■ What is expected:
Scan the listing below. Report each line that includes "закупки".
***** Material for the task *****
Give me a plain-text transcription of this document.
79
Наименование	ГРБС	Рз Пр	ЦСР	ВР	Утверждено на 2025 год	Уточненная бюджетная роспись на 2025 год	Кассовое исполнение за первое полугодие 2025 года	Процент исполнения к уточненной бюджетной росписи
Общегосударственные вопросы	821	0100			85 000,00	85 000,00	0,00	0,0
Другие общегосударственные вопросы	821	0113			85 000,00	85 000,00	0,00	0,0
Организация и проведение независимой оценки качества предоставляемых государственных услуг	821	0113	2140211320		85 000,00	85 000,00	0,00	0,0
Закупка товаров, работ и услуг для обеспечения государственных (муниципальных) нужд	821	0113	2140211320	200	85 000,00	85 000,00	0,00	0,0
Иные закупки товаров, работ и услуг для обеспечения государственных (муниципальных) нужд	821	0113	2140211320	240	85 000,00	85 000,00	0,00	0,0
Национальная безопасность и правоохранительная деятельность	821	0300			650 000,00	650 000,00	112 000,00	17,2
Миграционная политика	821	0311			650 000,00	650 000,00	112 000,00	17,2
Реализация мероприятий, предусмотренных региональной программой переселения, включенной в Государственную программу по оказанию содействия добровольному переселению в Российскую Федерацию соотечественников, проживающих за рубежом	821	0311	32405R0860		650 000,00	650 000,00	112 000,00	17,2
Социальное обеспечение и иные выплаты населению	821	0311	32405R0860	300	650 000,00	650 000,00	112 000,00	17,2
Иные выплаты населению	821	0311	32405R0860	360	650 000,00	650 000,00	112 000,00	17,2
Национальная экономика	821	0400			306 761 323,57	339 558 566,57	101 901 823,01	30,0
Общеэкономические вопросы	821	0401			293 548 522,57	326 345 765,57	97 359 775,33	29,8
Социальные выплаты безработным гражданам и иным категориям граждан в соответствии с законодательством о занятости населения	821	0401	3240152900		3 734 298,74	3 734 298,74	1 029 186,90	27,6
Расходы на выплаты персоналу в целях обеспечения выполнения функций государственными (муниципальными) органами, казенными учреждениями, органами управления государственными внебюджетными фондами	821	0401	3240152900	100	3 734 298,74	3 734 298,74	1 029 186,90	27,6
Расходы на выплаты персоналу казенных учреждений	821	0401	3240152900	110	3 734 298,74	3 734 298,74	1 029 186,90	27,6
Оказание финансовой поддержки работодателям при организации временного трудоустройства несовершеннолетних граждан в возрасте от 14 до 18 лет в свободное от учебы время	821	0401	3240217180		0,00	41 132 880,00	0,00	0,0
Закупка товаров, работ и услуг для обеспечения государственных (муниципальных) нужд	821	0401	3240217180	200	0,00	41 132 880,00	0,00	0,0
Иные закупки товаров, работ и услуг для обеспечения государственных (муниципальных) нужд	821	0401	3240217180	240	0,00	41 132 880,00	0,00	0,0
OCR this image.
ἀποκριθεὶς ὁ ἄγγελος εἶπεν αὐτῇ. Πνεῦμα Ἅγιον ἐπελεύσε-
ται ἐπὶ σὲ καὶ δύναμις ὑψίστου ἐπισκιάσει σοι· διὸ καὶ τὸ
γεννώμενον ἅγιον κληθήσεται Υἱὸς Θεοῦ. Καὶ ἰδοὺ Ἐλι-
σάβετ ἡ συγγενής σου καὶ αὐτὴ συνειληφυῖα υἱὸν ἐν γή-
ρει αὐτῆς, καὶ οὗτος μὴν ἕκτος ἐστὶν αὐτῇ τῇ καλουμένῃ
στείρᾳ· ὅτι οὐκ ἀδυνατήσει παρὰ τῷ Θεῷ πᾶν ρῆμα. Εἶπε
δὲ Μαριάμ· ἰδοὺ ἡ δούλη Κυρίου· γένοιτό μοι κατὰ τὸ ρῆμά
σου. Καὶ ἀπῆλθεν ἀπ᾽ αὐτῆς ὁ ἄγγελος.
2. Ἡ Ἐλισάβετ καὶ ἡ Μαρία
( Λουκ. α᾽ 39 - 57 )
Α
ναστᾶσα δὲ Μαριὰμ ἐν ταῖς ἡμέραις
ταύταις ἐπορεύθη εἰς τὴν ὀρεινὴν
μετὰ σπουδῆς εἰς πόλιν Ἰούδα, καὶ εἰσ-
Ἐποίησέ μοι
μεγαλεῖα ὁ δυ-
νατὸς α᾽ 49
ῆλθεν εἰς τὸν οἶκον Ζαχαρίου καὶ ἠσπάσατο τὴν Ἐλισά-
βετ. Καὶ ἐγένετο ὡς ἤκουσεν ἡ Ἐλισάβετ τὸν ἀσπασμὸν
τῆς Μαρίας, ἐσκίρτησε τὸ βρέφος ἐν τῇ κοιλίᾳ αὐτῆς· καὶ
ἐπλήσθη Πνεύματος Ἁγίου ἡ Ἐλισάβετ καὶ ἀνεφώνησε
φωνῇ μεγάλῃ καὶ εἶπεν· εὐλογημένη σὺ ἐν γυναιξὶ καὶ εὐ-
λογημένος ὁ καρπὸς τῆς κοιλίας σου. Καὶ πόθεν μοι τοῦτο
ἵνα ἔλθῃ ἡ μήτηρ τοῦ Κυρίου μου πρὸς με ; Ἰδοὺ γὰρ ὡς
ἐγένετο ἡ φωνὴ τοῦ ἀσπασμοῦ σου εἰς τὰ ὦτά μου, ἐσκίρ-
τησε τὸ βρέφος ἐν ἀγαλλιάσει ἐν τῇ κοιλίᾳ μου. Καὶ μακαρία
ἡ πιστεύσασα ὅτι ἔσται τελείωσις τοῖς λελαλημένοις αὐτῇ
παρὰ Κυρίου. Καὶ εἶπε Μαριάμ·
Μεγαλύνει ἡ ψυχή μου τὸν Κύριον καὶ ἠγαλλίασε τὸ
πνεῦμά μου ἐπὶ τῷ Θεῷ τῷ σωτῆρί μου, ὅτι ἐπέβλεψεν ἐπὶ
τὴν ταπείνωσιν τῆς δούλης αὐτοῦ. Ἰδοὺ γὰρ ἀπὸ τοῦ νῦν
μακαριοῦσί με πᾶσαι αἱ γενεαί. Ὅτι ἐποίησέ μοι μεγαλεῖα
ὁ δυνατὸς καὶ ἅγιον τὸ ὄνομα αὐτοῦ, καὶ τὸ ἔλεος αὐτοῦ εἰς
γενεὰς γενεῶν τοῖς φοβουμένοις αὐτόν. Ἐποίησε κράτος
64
*****
■ Problem solution:
Иные закупки товаров, работ и услуг для обеспечения государственных (муниципальных) нужд	821	0113	2140211320	240	85 000,00	85 000,00	0,00	0,0
Иные закупки товаров, работ и услуг для обеспечения государственных (муниципальных) нужд	821	0401	3240217180	240	0,00	41 132 880,00	0,00	0,0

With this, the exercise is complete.